Provided material –

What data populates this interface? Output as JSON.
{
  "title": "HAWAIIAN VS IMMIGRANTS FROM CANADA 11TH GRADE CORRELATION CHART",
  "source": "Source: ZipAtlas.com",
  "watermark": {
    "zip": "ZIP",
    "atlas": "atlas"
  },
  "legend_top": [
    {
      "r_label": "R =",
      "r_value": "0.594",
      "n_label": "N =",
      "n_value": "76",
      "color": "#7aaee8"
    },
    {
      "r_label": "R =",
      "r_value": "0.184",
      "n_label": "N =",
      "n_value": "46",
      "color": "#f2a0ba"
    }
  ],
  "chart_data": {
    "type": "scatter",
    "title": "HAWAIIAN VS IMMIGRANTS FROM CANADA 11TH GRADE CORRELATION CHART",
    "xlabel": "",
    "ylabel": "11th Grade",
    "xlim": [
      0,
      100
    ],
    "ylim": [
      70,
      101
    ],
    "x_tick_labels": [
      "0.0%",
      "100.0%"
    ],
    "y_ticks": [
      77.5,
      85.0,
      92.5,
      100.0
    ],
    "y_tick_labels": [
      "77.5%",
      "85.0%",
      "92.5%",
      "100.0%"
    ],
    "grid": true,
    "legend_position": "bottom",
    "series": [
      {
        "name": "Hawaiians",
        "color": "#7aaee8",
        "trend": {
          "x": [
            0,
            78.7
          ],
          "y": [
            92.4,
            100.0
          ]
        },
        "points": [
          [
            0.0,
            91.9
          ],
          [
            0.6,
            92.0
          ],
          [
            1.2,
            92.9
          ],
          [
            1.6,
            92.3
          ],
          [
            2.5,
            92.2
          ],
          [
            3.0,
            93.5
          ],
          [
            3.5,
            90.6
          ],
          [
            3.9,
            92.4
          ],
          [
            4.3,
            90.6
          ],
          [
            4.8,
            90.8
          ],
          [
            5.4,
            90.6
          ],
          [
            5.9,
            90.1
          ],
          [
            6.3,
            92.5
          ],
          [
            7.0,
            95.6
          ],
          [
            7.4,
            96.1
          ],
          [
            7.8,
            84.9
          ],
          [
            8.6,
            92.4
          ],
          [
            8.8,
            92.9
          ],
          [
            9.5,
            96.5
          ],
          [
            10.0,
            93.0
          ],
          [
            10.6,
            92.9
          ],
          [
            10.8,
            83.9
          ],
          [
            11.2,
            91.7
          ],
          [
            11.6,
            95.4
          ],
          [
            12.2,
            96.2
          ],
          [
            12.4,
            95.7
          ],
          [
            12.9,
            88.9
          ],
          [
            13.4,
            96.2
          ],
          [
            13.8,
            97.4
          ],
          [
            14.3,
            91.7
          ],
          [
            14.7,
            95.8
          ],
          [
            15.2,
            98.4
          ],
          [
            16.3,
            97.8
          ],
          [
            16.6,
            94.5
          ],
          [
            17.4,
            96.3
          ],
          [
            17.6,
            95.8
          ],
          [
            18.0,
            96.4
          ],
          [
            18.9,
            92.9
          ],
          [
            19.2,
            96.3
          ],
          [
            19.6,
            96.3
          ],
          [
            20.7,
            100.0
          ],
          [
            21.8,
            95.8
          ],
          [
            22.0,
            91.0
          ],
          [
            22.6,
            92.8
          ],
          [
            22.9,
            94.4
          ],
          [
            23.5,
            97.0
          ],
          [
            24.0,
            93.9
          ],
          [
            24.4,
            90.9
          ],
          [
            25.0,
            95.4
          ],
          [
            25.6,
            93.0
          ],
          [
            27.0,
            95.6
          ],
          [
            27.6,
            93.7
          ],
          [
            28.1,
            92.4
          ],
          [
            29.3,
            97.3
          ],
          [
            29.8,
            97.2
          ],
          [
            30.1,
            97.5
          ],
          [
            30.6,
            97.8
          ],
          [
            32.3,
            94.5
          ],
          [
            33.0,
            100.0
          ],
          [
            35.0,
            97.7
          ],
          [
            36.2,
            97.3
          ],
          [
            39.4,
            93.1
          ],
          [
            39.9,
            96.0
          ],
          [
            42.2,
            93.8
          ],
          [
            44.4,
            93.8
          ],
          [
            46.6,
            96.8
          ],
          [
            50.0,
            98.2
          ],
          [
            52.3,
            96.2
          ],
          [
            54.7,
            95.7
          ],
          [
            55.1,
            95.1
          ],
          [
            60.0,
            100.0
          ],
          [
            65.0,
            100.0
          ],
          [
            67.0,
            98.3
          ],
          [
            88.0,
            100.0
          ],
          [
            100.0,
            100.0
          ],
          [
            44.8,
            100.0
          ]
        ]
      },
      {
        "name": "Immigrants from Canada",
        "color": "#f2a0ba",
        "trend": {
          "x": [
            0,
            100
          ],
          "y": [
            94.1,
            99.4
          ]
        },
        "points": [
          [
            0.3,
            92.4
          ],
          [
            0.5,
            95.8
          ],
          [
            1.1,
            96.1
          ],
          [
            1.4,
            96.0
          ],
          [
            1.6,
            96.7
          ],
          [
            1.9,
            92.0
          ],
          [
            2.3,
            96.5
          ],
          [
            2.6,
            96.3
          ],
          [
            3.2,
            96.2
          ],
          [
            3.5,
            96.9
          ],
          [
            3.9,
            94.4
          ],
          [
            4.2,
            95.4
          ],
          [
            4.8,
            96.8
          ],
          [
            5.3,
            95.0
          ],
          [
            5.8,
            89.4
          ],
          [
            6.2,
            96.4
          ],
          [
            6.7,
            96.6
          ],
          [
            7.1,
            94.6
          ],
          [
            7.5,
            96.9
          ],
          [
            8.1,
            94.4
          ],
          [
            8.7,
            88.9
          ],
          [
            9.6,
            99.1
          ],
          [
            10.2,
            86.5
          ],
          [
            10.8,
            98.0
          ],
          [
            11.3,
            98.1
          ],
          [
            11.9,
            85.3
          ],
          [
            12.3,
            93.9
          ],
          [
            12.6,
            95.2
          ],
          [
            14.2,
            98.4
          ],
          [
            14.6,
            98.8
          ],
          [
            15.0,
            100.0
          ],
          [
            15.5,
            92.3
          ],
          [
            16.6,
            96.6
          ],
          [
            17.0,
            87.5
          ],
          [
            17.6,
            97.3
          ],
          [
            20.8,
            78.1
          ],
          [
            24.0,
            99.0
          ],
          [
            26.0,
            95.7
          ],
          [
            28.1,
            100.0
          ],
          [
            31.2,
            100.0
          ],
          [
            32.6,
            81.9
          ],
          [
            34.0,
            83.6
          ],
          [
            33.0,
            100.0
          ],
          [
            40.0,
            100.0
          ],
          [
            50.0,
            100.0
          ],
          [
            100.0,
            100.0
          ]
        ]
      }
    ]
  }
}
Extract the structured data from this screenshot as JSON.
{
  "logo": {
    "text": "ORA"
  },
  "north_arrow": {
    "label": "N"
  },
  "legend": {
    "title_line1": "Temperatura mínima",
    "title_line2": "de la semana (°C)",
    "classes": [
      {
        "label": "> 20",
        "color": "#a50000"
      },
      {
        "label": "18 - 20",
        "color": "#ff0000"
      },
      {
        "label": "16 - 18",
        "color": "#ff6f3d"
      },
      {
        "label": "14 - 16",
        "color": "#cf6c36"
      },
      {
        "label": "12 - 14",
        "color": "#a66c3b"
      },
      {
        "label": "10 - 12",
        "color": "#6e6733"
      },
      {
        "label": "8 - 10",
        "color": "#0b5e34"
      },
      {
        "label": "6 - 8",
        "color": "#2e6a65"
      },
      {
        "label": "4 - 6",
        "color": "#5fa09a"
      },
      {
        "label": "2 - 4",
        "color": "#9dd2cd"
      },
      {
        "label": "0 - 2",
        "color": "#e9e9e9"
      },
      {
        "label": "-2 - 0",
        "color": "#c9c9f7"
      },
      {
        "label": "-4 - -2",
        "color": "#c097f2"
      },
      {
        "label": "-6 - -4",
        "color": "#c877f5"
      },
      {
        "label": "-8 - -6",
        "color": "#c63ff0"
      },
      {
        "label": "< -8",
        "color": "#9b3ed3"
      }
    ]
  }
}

Task to complete –
Copy out every line of the data that includes "JSON".

Answer for this exercise –
What data populates this interface? Output as JSON.
Extract the structured data from this screenshot as JSON.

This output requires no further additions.